## [Task]
For each line in the data below that holds "structured", return a copy.

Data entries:

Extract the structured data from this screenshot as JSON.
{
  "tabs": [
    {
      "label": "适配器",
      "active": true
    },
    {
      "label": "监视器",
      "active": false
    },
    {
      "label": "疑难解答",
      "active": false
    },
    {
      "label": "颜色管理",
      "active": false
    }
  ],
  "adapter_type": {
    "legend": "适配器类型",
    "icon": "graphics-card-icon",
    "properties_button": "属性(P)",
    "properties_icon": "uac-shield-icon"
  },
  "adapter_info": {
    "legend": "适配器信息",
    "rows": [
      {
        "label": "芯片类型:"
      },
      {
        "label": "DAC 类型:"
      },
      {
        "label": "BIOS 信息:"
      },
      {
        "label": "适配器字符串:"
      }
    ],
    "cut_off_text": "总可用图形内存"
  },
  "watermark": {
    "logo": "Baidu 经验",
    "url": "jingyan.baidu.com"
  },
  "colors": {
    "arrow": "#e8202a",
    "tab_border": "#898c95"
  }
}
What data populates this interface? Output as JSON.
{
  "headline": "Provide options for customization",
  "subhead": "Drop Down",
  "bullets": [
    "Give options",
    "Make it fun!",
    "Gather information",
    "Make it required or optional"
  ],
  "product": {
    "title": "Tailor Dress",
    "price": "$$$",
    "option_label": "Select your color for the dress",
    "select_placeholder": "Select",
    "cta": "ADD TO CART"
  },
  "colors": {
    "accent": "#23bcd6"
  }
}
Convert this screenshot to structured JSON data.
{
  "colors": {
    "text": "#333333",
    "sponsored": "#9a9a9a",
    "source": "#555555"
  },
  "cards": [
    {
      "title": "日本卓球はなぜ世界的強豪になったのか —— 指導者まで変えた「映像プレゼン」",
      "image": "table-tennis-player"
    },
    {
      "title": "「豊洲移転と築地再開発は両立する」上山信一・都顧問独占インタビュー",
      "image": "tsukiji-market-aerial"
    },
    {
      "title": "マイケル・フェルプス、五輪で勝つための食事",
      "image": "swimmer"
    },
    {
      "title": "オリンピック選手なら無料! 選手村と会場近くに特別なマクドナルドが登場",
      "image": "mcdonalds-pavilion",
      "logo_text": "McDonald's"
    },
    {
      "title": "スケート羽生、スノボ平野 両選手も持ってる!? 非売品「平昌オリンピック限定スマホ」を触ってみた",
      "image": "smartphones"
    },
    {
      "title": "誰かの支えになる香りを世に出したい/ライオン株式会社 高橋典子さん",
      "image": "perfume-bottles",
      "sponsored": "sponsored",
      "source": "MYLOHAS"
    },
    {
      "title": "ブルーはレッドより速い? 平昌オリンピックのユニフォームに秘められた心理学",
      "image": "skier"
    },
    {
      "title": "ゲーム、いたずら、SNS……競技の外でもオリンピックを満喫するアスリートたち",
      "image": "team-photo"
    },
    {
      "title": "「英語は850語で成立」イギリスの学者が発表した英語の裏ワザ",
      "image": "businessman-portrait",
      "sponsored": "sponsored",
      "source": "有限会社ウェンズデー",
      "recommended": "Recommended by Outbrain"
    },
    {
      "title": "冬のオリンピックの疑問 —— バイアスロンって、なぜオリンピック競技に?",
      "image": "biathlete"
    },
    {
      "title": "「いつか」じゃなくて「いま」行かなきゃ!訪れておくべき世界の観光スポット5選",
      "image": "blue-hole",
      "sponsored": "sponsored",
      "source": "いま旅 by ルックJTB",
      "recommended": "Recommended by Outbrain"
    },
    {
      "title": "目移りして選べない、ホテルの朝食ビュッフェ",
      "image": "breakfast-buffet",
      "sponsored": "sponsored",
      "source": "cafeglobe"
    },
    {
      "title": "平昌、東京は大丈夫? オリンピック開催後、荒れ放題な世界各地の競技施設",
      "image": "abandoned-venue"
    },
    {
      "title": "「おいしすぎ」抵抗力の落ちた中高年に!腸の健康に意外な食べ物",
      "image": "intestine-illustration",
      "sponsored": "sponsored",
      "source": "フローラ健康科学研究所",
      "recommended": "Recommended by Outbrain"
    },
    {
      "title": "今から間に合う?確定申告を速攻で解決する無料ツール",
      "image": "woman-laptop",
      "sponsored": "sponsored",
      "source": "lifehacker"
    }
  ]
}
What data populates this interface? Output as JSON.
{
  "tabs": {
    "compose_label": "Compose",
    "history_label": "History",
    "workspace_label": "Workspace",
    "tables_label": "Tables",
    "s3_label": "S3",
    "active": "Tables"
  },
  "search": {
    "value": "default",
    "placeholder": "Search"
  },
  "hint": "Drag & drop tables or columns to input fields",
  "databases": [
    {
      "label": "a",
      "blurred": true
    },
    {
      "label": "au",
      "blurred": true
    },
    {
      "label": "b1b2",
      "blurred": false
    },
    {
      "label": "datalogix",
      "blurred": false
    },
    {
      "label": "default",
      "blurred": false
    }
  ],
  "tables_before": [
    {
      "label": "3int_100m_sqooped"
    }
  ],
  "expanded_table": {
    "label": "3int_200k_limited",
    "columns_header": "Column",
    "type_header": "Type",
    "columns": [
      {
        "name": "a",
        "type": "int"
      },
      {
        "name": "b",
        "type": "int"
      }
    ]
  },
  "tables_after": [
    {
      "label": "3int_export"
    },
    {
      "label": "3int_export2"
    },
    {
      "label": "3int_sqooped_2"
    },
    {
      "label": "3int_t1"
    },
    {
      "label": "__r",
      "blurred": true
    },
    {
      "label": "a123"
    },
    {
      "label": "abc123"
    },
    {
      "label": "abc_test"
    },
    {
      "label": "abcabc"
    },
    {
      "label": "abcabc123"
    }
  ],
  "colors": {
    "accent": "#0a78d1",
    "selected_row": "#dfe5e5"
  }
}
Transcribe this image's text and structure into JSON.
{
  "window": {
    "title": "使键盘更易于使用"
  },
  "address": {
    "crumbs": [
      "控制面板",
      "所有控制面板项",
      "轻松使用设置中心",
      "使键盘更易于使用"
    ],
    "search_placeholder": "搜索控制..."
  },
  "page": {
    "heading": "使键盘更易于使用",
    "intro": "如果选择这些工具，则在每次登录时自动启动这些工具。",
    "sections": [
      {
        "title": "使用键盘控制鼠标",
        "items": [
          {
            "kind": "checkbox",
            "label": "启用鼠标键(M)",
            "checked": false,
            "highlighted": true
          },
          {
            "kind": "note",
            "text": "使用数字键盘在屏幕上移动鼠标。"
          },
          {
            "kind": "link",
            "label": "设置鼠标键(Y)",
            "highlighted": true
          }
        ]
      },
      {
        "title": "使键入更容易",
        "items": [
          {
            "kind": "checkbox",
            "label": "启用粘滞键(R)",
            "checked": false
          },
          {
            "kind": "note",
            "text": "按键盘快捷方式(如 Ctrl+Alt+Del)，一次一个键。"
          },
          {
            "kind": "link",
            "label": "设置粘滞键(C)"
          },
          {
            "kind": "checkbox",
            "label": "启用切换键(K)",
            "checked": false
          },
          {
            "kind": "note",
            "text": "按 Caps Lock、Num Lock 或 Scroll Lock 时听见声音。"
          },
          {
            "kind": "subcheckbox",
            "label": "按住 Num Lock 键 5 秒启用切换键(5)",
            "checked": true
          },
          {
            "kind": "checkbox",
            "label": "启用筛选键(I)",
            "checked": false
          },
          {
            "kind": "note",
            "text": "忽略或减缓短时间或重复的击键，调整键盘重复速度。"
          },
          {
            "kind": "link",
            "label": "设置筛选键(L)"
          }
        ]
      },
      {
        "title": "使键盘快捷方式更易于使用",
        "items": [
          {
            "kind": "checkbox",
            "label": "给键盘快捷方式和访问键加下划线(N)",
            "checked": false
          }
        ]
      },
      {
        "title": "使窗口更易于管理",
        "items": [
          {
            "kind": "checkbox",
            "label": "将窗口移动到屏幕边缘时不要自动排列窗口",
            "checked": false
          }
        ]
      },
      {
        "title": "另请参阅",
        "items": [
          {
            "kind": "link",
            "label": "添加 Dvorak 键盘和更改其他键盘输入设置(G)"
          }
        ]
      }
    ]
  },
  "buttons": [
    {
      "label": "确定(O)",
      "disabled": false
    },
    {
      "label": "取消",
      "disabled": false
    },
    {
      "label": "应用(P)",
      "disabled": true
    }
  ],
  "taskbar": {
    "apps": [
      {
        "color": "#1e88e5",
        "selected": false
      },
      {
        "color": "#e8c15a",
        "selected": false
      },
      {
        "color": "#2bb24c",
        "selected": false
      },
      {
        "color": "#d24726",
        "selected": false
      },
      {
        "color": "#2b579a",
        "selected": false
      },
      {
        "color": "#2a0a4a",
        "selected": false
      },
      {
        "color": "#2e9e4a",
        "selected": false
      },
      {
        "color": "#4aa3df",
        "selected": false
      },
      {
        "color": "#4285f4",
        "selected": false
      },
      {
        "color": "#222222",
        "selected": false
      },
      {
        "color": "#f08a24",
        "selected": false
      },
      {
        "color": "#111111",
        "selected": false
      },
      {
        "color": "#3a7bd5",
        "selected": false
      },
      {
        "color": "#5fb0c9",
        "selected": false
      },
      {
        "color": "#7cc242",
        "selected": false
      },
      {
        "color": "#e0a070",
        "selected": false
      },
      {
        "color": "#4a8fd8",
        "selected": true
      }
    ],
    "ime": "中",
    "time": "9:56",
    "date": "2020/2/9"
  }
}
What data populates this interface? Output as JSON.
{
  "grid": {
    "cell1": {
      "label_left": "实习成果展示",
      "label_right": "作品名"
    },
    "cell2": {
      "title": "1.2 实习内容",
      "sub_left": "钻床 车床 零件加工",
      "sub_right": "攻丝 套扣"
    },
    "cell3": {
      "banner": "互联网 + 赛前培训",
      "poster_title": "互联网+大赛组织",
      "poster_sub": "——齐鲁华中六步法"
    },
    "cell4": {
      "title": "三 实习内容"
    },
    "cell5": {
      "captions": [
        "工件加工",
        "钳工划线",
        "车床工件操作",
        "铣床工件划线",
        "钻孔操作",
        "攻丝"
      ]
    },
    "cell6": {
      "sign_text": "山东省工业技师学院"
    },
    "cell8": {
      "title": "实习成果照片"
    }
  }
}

## [Answer to this task]
Extract the structured data from this screenshot as JSON.
Convert this screenshot to structured JSON data.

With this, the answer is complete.